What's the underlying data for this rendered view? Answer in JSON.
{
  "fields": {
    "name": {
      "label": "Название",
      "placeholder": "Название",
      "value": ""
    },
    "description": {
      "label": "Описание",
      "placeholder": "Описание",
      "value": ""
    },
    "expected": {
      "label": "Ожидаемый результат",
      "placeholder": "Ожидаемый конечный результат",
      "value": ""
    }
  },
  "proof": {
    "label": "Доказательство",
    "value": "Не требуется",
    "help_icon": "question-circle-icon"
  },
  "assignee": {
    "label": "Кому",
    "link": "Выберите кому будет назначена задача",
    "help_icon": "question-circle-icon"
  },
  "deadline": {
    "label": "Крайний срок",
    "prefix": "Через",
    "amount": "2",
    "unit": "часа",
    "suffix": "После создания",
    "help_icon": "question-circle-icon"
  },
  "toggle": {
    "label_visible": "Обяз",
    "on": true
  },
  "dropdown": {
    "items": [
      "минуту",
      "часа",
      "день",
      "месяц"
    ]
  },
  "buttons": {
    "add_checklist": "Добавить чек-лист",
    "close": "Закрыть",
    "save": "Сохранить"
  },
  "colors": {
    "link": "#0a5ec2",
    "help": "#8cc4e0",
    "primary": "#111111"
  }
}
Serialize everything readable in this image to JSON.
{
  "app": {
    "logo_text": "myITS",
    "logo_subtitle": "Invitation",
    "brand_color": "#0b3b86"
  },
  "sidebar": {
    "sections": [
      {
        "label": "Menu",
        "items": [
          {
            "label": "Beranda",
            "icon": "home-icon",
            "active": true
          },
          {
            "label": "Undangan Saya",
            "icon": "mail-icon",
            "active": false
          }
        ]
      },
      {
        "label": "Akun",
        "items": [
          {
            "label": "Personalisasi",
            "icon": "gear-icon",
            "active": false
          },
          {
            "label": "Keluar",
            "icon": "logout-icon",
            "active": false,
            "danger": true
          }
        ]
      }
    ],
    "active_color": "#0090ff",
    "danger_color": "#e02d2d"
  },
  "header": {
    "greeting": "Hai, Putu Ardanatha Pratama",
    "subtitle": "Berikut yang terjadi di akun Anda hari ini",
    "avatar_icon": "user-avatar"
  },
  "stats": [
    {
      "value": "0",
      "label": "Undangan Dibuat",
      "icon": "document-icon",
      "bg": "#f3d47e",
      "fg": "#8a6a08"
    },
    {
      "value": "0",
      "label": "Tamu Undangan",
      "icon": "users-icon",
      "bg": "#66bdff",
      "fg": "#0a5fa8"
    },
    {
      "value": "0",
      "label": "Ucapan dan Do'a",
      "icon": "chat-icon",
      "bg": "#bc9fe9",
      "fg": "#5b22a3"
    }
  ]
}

■ What is expected
Give an exact repetition of all the material.

■ Finished answer
What's the underlying data for this rendered view? Answer in JSON.
{
  "fields": {
    "name": {
      "label": "Название",
      "placeholder": "Название",
      "value": ""
    },
    "description": {
      "label": "Описание",
      "placeholder": "Описание",
      "value": ""
    },
    "expected": {
      "label": "Ожидаемый результат",
      "placeholder": "Ожидаемый конечный результат",
      "value": ""
    }
  },
  "proof": {
    "label": "Доказательство",
    "value": "Не требуется",
    "help_icon": "question-circle-icon"
  },
  "assignee": {
    "label": "Кому",
    "link": "Выберите кому будет назначена задача",
    "help_icon": "question-circle-icon"
  },
  "deadline": {
    "label": "Крайний срок",
    "prefix": "Через",
    "amount": "2",
    "unit": "часа",
    "suffix": "После создания",
    "help_icon": "question-circle-icon"
  },
  "toggle": {
    "label_visible": "Обяз",
    "on": true
  },
  "dropdown": {
    "items": [
      "минуту",
      "часа",
      "день",
      "месяц"
    ]
  },
  "buttons": {
    "add_checklist": "Добавить чек-лист",
    "close": "Закрыть",
    "save": "Сохранить"
  },
  "colors": {
    "link": "#0a5ec2",
    "help": "#8cc4e0",
    "primary": "#111111"
  }
}
Serialize everything readable in this image to JSON.
{
  "app": {
    "logo_text": "myITS",
    "logo_subtitle": "Invitation",
    "brand_color": "#0b3b86"
  },
  "sidebar": {
    "sections": [
      {
        "label": "Menu",
        "items": [
          {
            "label": "Beranda",
            "icon": "home-icon",
            "active": true
          },
          {
            "label": "Undangan Saya",
            "icon": "mail-icon",
            "active": false
          }
        ]
      },
      {
        "label": "Akun",
        "items": [
          {
            "label": "Personalisasi",
            "icon": "gear-icon",
            "active": false
          },
          {
            "label": "Keluar",
            "icon": "logout-icon",
            "active": false,
            "danger": true
          }
        ]
      }
    ],
    "active_color": "#0090ff",
    "danger_color": "#e02d2d"
  },
  "header": {
    "greeting": "Hai, Putu Ardanatha Pratama",
    "subtitle": "Berikut yang terjadi di akun Anda hari ini",
    "avatar_icon": "user-avatar"
  },
  "stats": [
    {
      "value": "0",
      "label": "Undangan Dibuat",
      "icon": "document-icon",
      "bg": "#f3d47e",
      "fg": "#8a6a08"
    },
    {
      "value": "0",
      "label": "Tamu Undangan",
      "icon": "users-icon",
      "bg": "#66bdff",
      "fg": "#0a5fa8"
    },
    {
      "value": "0",
      "label": "Ucapan dan Do'a",
      "icon": "chat-icon",
      "bg": "#bc9fe9",
      "fg": "#5b22a3"
    }
  ]
}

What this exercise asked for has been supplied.